Job — List the entries as a numbered list, from the start of the entries through the line containing "app-title: Terminal — [29, 23, 99, 42]", with blank lines left out.

Data extract —
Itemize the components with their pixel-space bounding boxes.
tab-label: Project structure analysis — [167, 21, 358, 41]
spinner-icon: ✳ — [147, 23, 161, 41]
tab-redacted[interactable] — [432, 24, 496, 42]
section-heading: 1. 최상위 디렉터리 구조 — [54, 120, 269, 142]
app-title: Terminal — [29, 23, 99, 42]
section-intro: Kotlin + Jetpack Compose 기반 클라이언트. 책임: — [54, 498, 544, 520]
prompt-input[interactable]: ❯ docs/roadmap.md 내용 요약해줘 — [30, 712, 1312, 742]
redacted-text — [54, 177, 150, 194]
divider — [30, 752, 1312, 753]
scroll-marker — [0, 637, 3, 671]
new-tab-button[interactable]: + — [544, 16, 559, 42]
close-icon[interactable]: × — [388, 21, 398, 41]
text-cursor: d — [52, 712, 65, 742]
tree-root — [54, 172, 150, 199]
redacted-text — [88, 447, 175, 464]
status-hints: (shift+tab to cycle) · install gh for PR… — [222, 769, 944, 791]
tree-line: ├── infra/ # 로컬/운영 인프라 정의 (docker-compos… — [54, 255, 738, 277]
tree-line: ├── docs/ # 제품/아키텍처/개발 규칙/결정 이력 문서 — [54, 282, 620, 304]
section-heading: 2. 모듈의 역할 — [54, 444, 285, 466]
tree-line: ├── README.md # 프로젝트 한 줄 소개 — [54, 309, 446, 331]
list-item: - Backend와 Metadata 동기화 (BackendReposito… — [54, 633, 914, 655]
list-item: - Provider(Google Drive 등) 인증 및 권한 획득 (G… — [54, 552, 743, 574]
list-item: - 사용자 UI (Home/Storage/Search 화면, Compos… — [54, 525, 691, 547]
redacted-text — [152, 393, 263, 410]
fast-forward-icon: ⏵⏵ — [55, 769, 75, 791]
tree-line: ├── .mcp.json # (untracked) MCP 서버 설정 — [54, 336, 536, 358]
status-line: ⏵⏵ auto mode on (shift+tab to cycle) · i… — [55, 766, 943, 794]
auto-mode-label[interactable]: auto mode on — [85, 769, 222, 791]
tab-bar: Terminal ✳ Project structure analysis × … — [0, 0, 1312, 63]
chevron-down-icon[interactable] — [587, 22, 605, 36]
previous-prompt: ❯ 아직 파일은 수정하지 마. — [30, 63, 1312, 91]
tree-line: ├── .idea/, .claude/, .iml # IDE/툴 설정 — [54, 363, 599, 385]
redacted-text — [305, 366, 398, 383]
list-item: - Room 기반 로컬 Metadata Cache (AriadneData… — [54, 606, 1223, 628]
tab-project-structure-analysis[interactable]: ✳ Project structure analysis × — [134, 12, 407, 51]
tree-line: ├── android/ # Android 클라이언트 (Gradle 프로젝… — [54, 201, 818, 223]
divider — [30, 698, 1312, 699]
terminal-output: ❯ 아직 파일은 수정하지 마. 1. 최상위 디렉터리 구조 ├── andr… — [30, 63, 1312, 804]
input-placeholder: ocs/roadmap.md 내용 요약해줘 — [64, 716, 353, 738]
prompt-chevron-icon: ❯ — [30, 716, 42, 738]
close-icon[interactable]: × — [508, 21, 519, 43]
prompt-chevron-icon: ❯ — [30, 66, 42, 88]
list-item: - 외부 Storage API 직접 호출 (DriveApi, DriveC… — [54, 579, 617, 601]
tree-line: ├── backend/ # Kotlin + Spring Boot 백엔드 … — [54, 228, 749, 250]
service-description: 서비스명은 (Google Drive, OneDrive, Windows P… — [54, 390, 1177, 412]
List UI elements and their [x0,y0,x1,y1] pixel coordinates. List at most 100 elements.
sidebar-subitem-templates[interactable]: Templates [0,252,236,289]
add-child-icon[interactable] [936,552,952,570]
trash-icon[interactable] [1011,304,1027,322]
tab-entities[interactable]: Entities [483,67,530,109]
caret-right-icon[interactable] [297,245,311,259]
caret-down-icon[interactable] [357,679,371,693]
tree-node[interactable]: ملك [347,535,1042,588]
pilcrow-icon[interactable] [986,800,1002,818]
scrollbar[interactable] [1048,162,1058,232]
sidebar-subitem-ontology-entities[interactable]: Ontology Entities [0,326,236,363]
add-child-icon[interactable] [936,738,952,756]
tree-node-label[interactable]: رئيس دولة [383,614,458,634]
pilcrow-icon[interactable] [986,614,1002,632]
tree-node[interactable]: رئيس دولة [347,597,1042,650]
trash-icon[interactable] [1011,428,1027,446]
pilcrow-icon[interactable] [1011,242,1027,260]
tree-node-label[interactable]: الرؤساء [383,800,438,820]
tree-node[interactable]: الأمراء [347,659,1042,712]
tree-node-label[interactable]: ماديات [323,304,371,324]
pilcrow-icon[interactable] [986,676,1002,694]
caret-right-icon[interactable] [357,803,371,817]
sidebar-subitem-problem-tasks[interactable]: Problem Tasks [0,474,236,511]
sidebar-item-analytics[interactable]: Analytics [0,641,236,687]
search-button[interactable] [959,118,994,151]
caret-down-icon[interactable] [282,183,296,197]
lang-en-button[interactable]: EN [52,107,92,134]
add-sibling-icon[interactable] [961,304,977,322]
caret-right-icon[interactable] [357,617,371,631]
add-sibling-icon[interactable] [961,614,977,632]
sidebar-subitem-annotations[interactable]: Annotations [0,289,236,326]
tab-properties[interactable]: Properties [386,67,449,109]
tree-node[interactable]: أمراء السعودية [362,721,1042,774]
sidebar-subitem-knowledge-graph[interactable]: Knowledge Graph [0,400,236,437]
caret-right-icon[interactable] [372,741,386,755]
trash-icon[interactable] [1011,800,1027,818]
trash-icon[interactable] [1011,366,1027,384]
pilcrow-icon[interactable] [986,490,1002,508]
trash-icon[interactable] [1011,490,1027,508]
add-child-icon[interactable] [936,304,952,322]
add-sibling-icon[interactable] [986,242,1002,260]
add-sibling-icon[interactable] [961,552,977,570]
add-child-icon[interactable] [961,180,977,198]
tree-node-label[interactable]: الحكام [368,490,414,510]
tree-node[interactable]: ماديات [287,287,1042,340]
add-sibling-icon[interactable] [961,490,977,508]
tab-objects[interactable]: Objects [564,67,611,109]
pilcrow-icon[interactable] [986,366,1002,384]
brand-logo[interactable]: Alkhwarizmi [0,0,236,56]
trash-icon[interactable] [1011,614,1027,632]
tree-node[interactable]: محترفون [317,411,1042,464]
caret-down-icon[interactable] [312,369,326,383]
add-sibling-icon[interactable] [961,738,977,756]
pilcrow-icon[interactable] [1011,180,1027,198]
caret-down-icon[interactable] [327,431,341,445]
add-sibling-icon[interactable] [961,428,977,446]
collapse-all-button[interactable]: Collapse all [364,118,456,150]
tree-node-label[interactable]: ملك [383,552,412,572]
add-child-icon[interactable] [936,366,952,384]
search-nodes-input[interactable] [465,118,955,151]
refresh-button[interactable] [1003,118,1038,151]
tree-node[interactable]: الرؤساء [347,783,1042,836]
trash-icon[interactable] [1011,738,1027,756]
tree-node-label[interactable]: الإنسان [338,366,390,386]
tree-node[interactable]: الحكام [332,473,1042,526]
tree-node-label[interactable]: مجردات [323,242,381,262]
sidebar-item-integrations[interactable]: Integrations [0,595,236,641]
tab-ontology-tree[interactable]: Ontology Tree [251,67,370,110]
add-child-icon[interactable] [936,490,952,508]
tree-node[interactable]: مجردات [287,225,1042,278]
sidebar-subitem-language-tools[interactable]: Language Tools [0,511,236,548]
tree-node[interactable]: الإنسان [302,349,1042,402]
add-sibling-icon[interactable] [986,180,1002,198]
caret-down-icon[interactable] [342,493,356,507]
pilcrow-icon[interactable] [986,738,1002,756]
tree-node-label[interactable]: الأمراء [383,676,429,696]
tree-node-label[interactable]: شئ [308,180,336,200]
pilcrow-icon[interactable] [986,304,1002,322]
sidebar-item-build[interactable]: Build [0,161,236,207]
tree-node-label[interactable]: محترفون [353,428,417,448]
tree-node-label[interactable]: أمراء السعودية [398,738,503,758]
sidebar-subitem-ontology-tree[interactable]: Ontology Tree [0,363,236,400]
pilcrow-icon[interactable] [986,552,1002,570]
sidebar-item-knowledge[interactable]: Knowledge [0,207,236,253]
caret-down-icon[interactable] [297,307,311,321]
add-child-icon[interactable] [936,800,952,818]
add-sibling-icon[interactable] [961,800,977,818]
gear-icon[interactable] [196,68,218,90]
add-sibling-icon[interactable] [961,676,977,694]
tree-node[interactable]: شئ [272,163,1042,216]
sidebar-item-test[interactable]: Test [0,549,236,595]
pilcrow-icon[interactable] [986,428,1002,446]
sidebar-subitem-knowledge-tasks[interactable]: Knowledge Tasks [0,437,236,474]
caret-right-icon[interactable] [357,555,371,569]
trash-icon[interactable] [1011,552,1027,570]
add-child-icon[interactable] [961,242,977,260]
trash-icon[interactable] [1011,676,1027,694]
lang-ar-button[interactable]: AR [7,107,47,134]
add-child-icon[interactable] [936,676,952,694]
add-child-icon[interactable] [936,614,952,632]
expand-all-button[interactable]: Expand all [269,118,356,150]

Output of the exercise —
1. Itemize the components with their pixel-space bounding boxes.
2. tab-label: Project structure analysis — [167, 21, 358, 41]
3. spinner-icon: ✳ — [147, 23, 161, 41]
4. tab-redacted[interactable] — [432, 24, 496, 42]
5. section-heading: 1. 최상위 디렉터리 구조 — [54, 120, 269, 142]
6. app-title: Terminal — [29, 23, 99, 42]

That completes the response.